Segment Start: Dataset records

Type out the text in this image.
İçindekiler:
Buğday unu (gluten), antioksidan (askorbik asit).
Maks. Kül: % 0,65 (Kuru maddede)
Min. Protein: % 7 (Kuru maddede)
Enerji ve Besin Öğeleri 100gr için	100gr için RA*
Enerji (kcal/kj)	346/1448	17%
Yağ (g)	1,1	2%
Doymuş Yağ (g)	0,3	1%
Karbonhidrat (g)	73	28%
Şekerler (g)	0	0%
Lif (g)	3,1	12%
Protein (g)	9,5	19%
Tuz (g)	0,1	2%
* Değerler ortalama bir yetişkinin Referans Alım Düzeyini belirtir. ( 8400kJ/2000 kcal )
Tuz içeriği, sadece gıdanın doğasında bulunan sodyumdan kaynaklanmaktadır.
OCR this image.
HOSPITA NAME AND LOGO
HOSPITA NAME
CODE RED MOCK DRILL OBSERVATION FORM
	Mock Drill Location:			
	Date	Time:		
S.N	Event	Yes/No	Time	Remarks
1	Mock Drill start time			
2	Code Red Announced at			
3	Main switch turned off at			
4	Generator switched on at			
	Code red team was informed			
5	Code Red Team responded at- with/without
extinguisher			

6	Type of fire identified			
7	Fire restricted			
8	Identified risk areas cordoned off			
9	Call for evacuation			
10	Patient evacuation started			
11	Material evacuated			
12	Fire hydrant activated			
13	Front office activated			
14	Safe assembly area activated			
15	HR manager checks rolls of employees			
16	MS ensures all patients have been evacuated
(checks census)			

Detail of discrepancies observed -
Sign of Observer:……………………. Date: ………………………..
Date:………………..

Segment End: Dataset records
Segment Start: Dataset records

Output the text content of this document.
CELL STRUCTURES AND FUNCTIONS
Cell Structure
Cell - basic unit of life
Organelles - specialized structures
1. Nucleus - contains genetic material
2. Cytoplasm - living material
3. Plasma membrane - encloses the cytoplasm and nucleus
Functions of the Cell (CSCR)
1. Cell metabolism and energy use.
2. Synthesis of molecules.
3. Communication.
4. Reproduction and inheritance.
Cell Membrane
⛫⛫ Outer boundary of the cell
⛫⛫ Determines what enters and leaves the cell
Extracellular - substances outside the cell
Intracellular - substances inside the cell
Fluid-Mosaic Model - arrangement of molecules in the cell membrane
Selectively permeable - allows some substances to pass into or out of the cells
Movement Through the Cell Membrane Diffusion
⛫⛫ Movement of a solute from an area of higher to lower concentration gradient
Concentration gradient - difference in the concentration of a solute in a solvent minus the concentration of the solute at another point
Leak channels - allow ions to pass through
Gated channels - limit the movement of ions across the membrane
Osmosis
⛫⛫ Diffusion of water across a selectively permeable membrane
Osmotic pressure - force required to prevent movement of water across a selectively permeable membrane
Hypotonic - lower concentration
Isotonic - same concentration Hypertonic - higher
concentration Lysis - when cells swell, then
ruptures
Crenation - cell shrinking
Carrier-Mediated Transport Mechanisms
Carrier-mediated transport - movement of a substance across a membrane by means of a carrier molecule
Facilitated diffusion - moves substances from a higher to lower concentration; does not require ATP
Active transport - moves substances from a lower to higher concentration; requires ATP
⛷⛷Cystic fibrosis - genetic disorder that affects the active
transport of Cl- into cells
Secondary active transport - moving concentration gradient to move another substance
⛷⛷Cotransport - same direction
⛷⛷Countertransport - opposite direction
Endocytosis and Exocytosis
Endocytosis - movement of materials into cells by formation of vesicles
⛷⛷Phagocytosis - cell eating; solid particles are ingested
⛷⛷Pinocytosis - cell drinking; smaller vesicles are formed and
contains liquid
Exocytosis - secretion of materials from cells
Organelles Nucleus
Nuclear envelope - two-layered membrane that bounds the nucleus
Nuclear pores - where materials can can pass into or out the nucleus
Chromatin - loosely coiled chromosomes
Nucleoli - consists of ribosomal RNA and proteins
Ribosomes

Segment End: Dataset records

Identify how many lines in the entries above contain the word "Exocytosis" and provide only that figure.

2